- [WHAT IS REQUIRED]
Count every line of the material that holds the string "грузом". Respond with the total only.

★ ★ ★ ★ ★ ★ ★

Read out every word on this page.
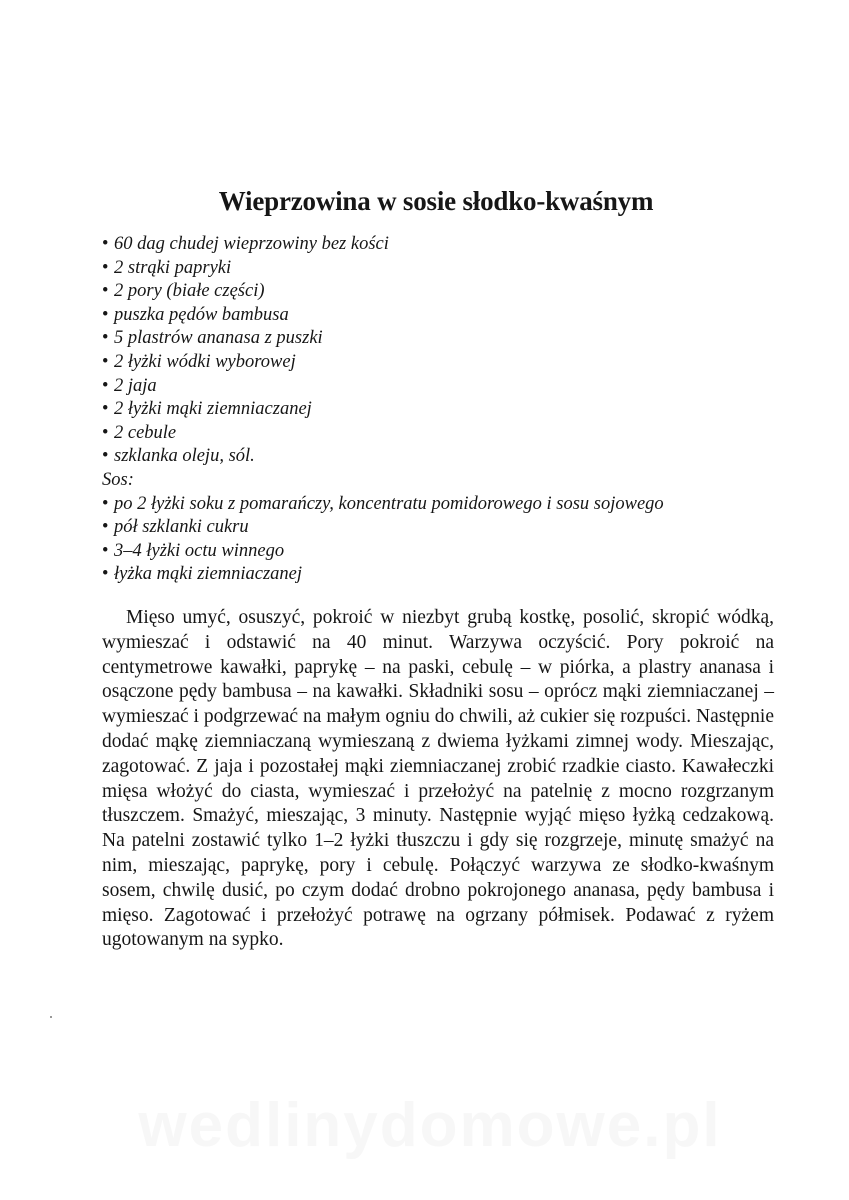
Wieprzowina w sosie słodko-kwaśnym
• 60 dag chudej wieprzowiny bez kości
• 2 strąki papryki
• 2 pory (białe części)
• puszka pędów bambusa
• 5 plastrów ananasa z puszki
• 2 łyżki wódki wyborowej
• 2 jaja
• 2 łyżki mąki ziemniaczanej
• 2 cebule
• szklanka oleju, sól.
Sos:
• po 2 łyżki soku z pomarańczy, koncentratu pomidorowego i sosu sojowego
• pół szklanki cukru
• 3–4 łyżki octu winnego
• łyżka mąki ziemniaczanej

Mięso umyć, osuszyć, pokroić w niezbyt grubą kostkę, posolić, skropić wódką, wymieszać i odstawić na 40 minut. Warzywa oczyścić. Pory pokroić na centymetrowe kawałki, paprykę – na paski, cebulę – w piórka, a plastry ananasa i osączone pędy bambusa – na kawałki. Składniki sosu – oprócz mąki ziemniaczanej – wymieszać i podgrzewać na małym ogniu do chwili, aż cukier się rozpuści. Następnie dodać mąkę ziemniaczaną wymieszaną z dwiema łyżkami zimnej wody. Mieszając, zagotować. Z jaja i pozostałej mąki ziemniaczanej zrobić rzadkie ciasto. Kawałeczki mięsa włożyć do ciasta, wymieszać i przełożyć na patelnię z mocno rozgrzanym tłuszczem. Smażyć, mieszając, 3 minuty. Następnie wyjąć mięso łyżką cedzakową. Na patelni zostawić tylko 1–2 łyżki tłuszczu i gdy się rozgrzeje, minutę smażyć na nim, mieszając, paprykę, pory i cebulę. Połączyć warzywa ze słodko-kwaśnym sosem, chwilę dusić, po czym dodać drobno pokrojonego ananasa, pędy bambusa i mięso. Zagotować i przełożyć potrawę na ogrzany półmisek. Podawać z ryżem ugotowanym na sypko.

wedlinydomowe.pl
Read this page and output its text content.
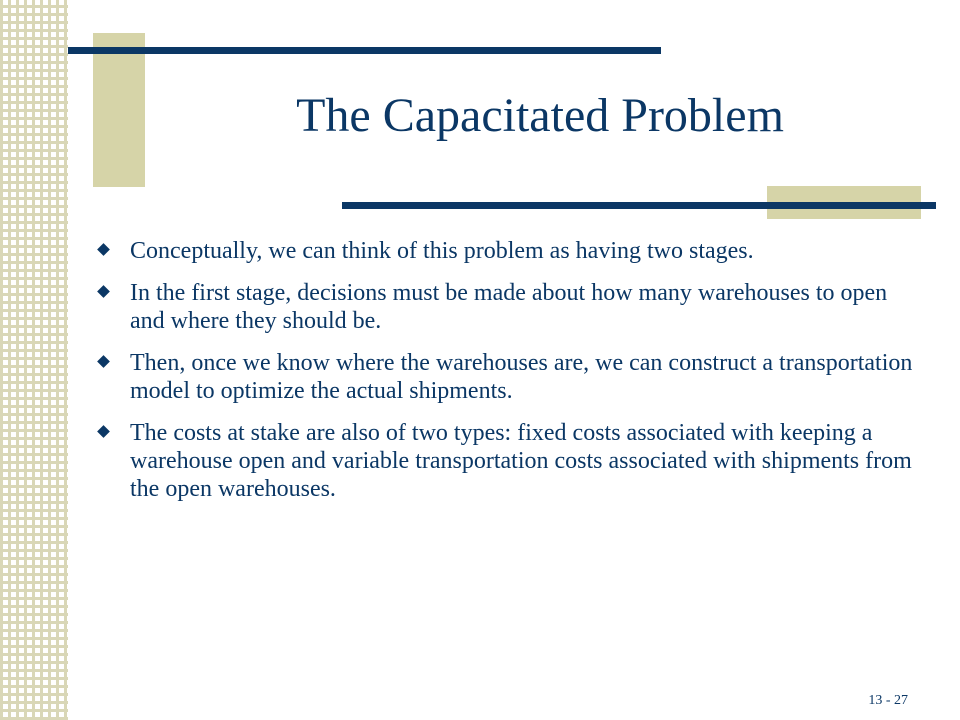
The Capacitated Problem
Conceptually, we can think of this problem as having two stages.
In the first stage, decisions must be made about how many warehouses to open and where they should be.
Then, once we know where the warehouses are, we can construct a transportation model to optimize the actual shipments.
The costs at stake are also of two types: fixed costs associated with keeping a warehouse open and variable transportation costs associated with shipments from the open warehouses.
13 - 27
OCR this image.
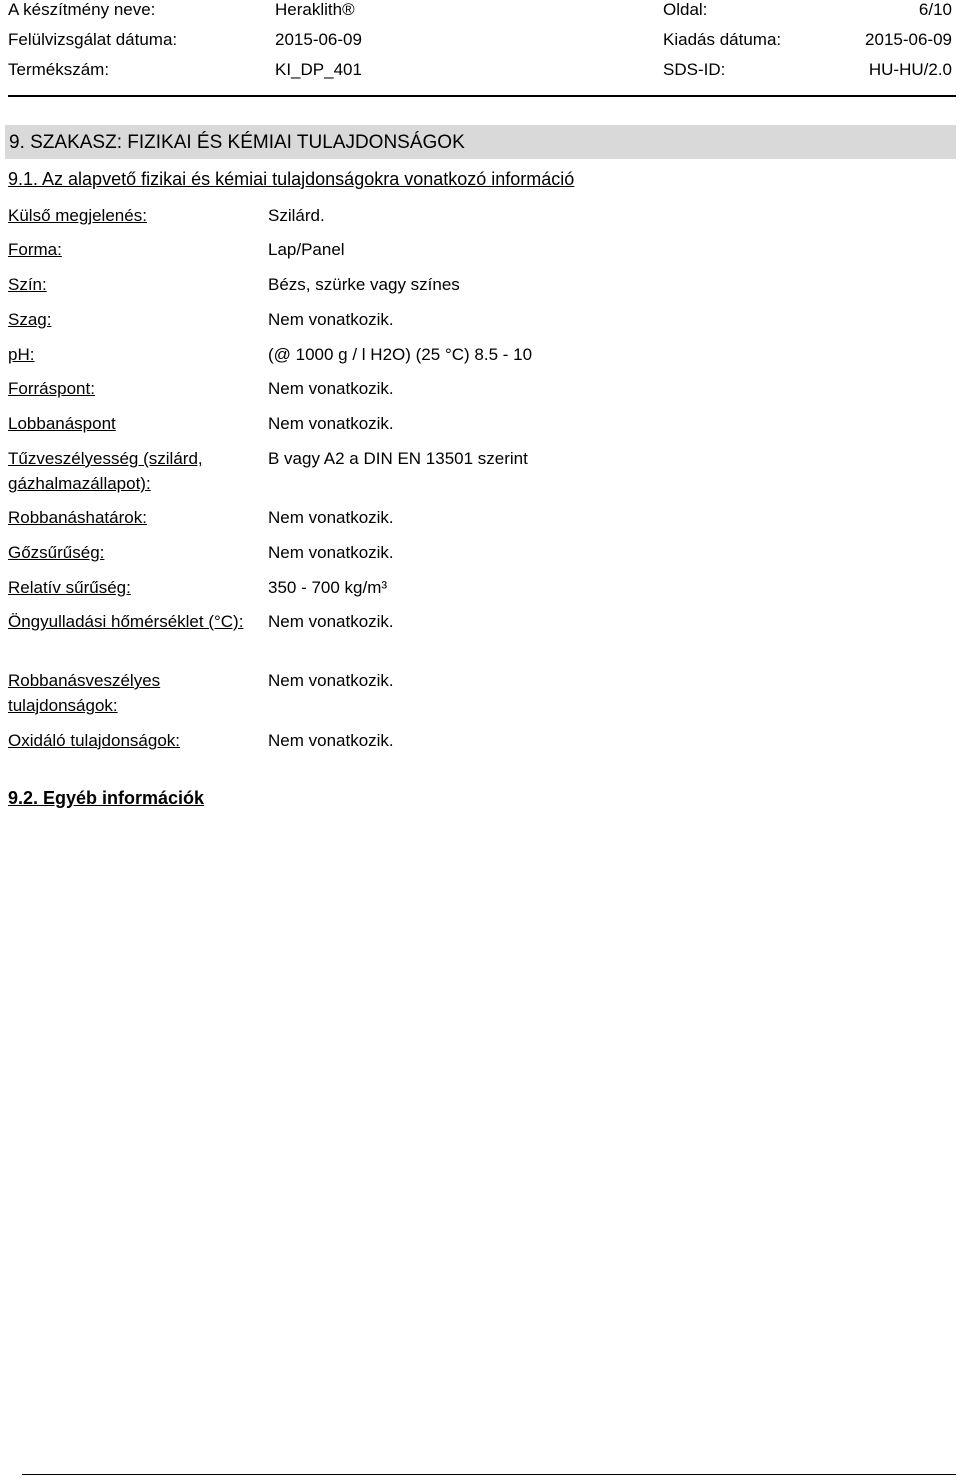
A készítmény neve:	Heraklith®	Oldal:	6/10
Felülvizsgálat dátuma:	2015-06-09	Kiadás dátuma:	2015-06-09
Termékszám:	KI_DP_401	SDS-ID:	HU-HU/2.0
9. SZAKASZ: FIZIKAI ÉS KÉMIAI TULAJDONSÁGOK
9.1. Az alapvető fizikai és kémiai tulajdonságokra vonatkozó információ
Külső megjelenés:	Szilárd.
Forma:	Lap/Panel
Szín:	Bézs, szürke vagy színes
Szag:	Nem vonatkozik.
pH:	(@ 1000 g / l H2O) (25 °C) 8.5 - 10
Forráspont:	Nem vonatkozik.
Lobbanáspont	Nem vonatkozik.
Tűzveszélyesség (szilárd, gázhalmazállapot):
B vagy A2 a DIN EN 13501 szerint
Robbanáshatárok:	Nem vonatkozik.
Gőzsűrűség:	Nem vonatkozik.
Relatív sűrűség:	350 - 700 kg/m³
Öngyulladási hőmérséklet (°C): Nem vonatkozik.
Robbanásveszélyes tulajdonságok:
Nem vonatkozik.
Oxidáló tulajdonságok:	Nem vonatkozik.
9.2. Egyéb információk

★ ★ ★ ★ ★ ★ ★

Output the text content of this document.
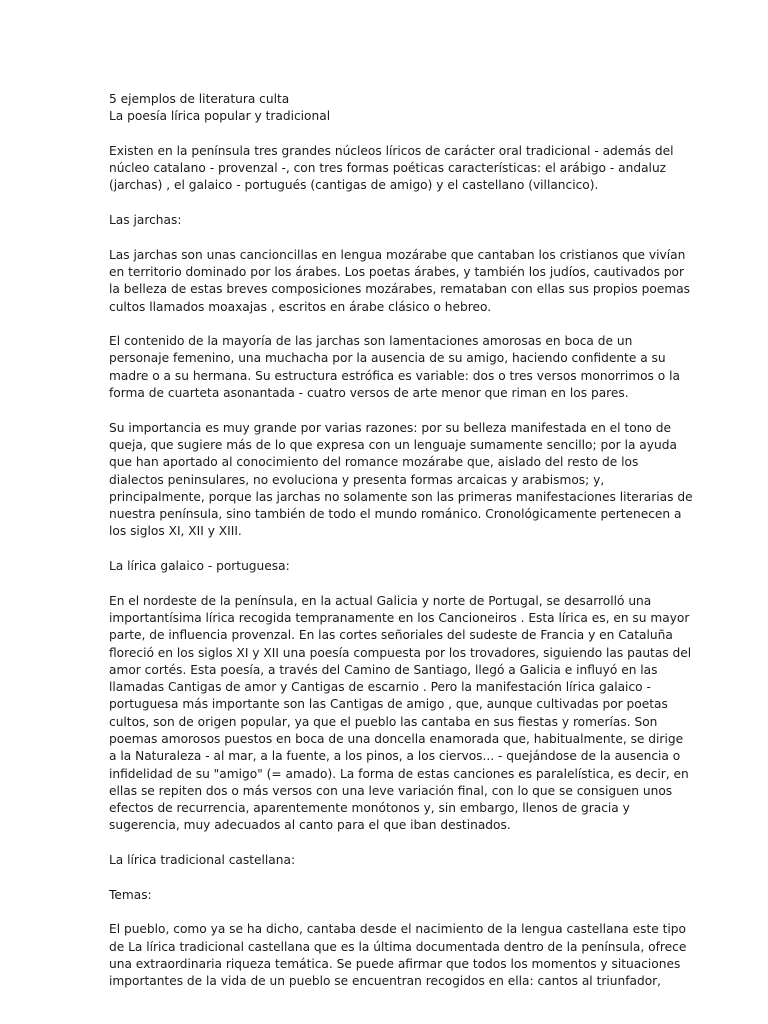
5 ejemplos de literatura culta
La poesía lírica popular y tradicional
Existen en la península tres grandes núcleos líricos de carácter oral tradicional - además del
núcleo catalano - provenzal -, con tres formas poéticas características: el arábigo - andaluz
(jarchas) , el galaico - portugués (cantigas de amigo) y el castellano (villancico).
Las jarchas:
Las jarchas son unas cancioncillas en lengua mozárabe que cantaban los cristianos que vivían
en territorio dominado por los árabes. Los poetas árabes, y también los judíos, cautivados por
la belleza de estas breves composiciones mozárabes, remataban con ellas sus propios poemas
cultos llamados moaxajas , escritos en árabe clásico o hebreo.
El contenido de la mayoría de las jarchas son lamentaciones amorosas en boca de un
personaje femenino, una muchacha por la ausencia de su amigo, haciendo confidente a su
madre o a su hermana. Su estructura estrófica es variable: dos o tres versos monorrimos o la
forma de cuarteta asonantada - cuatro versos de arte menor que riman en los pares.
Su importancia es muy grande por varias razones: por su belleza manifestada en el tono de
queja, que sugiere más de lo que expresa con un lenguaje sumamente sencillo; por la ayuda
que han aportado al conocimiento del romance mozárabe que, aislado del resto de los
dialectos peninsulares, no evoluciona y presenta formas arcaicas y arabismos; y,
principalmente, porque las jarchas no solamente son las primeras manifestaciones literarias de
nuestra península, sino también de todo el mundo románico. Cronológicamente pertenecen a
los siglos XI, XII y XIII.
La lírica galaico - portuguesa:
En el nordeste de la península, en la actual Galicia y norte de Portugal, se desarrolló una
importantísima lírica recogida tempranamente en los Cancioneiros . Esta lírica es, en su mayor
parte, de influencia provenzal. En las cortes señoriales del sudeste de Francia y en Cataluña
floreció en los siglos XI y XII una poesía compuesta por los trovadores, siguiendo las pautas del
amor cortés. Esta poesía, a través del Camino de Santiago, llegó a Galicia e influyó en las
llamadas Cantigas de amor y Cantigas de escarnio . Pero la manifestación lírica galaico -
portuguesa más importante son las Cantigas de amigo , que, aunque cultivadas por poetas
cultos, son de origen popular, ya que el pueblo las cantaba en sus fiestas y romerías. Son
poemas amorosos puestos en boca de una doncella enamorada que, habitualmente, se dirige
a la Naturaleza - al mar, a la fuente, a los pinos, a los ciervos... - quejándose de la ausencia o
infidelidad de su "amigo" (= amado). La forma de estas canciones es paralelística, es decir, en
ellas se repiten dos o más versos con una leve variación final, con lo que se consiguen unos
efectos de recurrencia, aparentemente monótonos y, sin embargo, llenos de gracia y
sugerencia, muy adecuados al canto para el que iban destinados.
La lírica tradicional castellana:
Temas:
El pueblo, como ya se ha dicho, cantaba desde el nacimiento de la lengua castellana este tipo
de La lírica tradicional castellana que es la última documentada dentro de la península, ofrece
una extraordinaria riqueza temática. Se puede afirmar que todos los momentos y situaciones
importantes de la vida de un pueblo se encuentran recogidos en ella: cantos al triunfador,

★ ★ ★ ★ ★ ★ ★

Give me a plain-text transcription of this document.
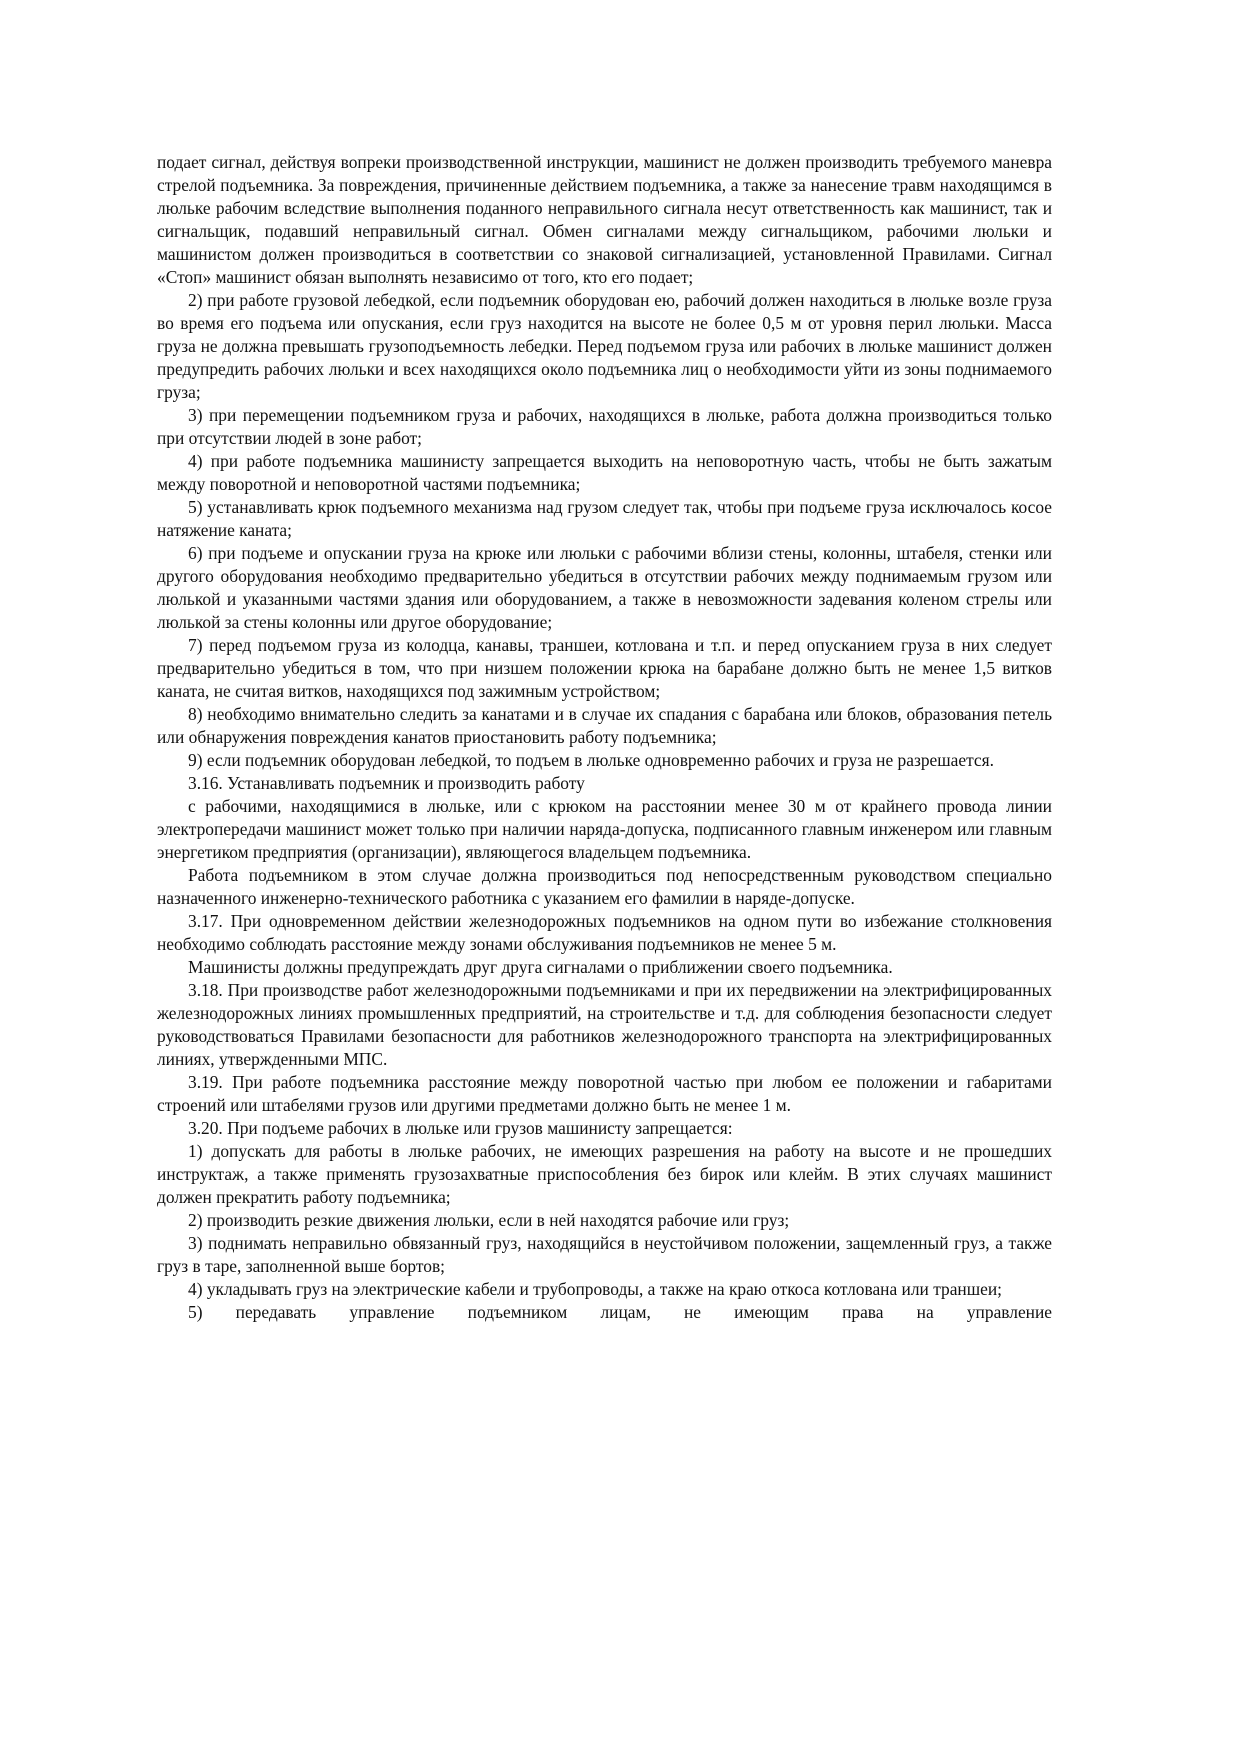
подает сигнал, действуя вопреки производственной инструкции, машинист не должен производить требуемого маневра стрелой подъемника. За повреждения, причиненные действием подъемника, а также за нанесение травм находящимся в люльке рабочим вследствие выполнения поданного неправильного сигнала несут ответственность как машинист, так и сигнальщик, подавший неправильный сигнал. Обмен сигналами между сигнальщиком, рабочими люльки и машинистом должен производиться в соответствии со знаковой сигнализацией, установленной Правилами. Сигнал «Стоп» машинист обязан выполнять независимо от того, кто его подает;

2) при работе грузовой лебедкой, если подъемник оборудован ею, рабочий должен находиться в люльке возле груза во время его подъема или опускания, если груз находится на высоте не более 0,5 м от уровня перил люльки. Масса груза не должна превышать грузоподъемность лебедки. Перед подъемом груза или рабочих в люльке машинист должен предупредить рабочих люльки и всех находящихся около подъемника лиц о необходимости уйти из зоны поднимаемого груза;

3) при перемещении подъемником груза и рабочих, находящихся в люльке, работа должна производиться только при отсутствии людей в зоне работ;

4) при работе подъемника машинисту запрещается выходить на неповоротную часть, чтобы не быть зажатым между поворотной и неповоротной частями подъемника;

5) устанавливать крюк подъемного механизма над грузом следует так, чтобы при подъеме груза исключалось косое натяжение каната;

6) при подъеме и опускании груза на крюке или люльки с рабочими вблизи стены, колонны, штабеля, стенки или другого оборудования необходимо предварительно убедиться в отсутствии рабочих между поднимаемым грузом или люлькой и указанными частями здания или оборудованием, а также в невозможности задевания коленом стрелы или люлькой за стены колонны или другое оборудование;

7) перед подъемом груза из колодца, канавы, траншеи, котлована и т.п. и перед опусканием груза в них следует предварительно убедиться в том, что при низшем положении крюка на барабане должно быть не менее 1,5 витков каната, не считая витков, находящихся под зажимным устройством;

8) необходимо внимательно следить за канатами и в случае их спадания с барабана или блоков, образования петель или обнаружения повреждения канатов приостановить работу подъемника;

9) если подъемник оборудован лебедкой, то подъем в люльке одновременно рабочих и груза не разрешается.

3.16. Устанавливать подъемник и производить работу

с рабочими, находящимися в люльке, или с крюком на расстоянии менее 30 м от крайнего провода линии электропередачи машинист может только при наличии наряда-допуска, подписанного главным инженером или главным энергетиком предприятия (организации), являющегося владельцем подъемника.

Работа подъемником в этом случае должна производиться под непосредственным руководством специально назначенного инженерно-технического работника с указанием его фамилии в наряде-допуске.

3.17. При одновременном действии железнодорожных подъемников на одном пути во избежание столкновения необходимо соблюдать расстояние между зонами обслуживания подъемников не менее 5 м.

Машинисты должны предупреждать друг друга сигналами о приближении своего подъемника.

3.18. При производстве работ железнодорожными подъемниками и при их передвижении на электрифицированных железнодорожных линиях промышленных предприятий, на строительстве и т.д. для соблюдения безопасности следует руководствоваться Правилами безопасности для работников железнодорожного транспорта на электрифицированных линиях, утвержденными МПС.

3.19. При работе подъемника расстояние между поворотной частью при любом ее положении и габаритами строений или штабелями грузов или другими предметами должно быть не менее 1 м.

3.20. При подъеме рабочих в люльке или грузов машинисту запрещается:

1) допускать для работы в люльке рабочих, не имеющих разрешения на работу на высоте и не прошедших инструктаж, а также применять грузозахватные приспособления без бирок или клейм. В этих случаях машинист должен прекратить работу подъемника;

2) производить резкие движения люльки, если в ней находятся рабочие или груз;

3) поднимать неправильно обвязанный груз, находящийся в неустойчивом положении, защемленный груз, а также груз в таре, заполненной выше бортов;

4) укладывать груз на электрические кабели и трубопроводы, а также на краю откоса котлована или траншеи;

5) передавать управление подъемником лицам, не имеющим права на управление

★ ★ ★ ★ ★ ★ ★

- [ANSWER TO THE PROBLEM]
2